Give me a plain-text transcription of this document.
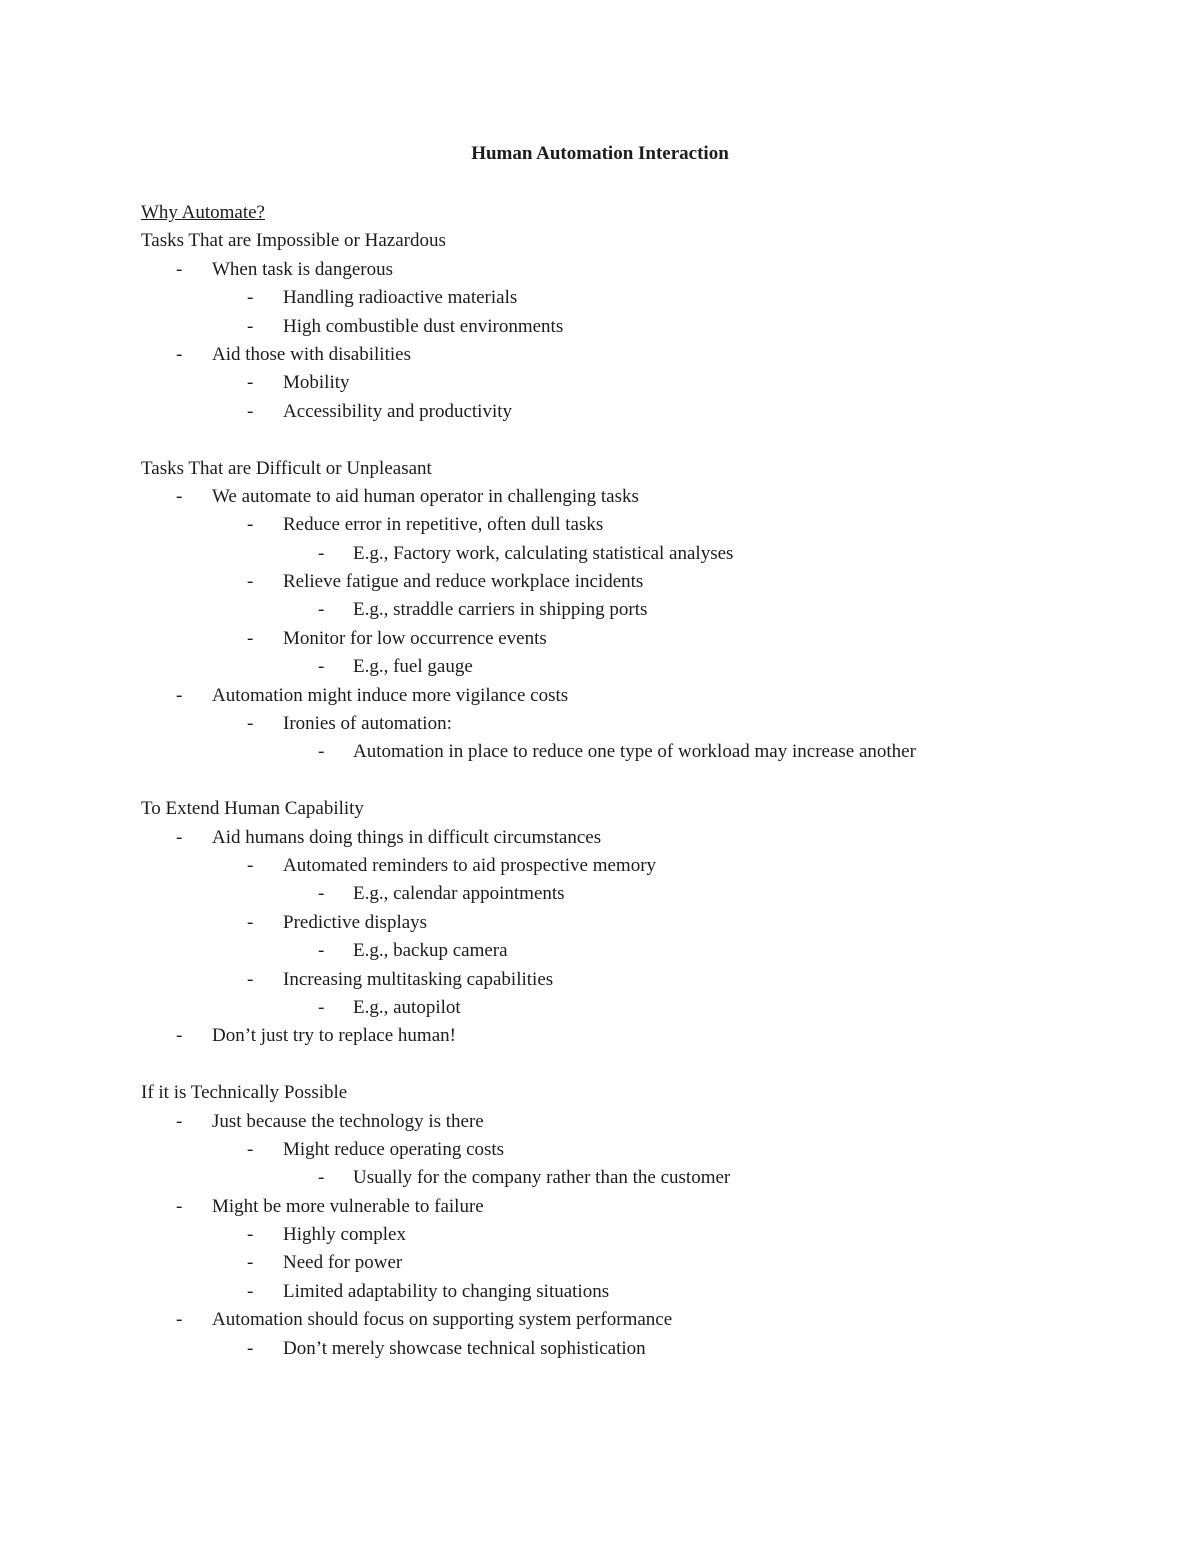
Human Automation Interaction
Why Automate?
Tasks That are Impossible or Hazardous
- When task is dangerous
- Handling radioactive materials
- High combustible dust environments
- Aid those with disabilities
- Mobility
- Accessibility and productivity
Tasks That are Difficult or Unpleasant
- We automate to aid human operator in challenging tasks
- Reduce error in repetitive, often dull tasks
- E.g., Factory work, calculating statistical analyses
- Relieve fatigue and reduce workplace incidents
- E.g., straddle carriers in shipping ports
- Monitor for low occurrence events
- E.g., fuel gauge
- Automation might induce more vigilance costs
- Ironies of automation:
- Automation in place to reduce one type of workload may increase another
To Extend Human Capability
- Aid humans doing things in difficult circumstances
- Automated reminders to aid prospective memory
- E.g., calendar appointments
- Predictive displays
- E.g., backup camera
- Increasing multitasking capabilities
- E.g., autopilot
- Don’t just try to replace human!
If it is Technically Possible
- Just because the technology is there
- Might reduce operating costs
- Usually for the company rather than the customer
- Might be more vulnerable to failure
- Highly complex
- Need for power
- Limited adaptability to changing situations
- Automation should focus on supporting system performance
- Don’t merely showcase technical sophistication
---
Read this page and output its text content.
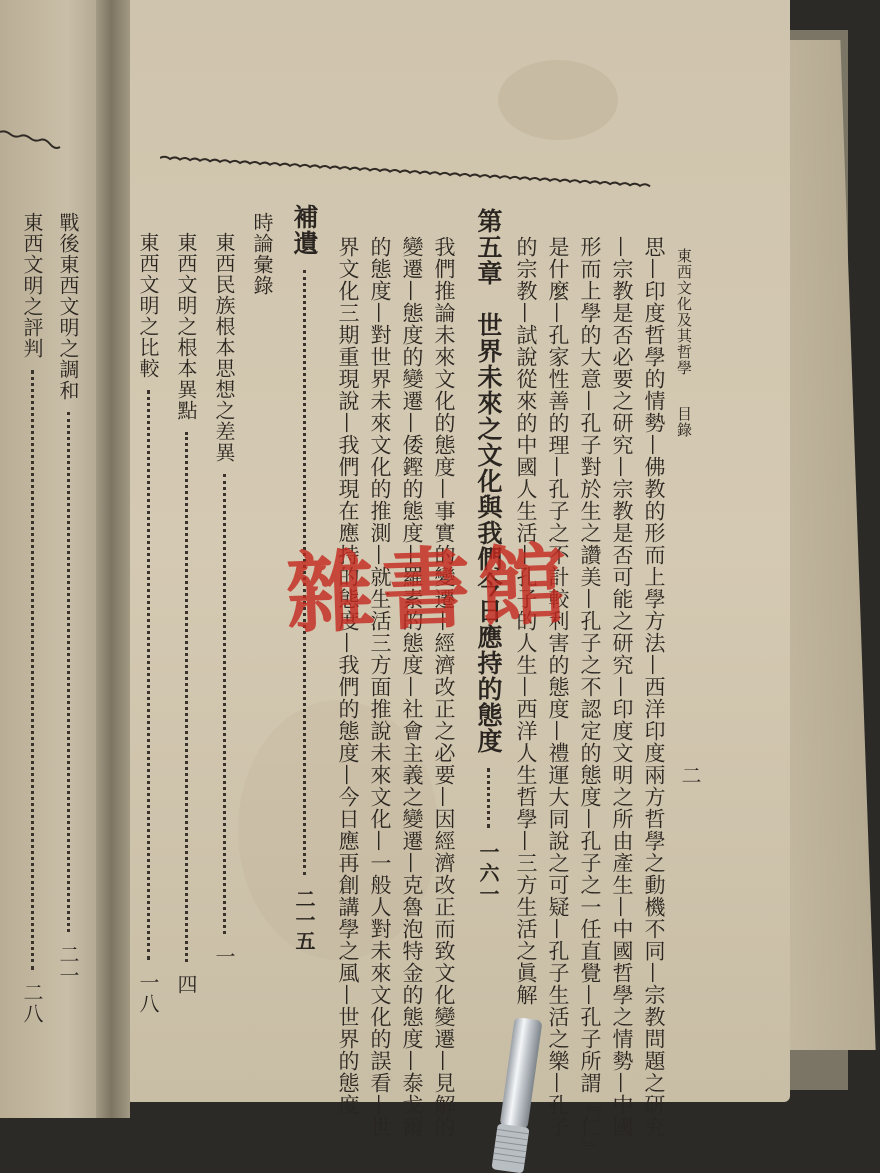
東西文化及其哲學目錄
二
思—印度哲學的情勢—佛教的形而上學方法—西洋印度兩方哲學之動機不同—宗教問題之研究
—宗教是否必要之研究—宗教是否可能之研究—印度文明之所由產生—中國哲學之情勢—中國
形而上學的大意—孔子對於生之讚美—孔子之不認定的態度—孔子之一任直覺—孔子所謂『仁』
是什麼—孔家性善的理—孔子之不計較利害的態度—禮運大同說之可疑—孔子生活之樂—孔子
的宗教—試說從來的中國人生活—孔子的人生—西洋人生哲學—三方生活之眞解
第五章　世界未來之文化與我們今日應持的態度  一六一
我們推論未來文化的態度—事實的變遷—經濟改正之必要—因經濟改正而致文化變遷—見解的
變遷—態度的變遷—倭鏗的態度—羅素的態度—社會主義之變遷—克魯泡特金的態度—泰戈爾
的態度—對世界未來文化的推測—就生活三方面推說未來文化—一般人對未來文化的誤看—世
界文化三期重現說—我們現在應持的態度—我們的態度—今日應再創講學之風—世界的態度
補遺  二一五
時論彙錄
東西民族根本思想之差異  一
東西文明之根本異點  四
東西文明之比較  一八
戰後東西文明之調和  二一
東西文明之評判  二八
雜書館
...
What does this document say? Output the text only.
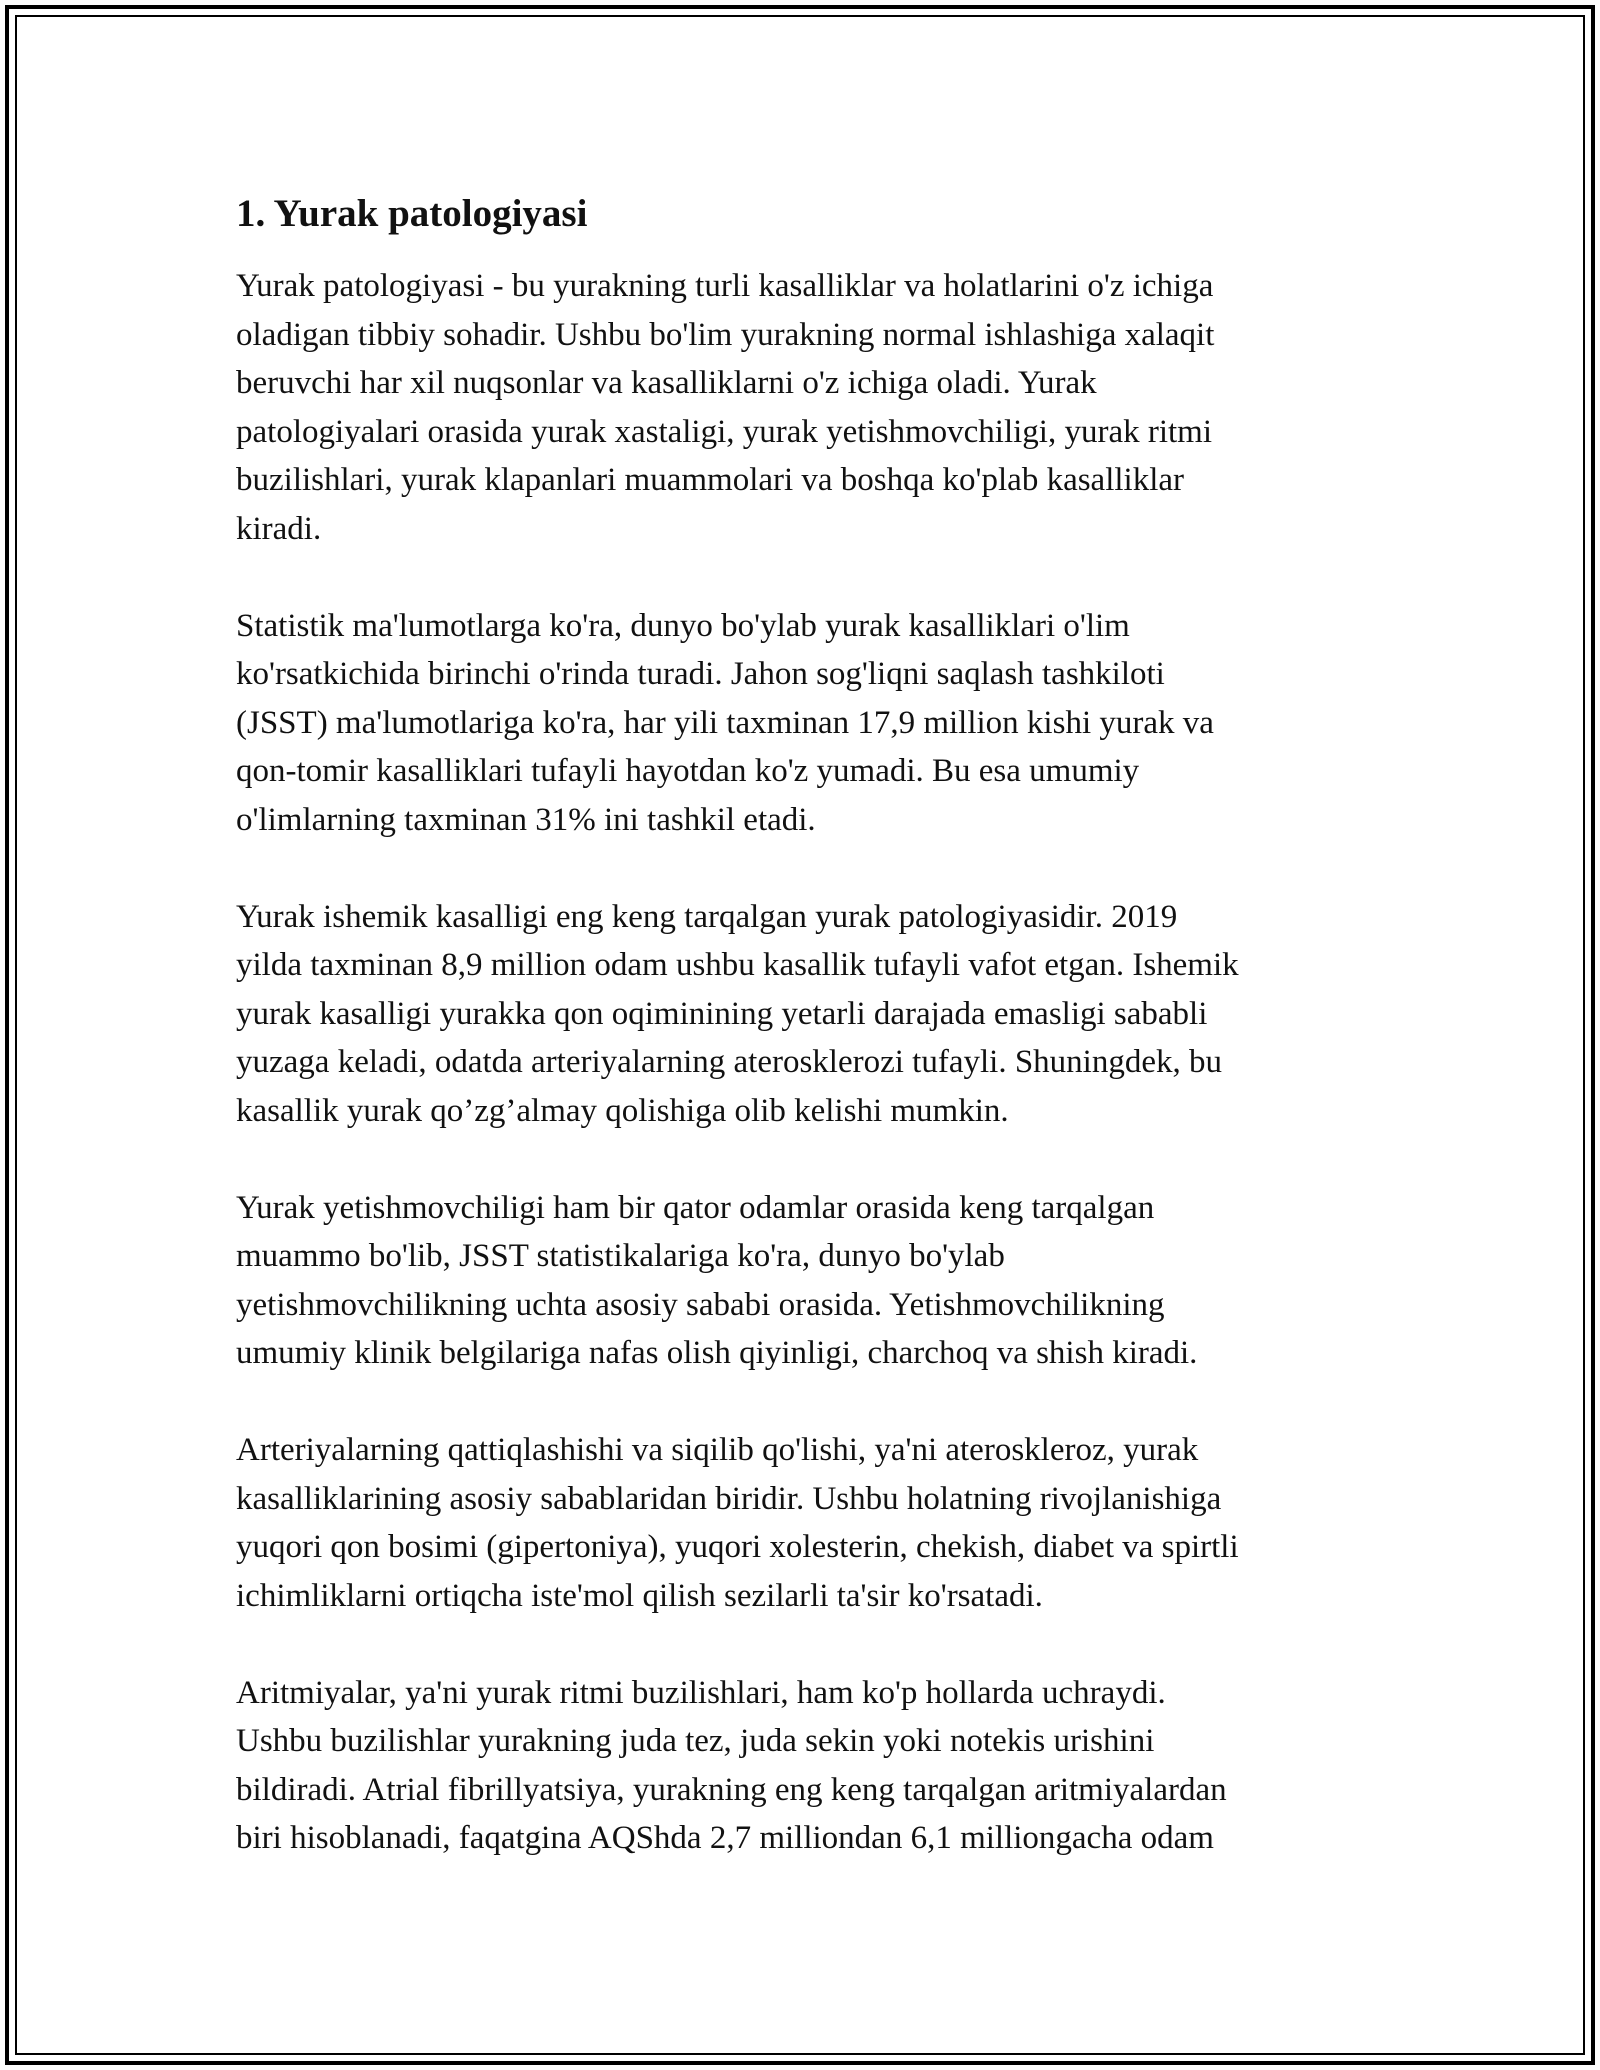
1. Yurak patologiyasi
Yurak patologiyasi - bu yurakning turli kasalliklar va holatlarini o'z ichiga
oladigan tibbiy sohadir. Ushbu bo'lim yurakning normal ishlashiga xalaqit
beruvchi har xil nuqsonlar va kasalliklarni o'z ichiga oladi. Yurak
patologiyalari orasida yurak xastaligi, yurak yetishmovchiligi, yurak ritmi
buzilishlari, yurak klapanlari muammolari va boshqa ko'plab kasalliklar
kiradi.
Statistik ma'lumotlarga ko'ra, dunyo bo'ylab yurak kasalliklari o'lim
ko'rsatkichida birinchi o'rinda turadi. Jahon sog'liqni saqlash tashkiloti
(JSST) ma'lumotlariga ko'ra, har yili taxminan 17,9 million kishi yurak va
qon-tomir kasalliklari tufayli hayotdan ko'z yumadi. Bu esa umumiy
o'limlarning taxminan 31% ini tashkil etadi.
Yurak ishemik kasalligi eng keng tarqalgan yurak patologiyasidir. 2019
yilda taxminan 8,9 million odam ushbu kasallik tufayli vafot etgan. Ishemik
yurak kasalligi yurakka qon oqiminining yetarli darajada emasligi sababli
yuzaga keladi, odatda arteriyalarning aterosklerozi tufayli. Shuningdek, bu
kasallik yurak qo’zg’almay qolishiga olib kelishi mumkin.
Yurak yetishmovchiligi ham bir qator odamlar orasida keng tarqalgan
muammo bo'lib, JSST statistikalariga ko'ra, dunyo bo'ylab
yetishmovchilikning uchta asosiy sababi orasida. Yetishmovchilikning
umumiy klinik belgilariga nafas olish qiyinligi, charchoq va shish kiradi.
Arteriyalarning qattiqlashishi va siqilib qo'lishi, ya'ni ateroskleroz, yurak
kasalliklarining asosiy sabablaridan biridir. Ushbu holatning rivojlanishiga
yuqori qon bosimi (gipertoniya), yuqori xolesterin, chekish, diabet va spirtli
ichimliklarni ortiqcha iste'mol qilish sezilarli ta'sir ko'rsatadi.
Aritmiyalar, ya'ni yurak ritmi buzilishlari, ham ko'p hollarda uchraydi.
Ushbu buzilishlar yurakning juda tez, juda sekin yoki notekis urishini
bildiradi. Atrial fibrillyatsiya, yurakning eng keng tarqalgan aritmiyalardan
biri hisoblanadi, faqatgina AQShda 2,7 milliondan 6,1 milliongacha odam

#### [TASK DIRECTIONS]
Each line containing the word "tarqalgan" counts once; say how many such lines there are, giving only the number.

#### [FINAL ANSWER]
3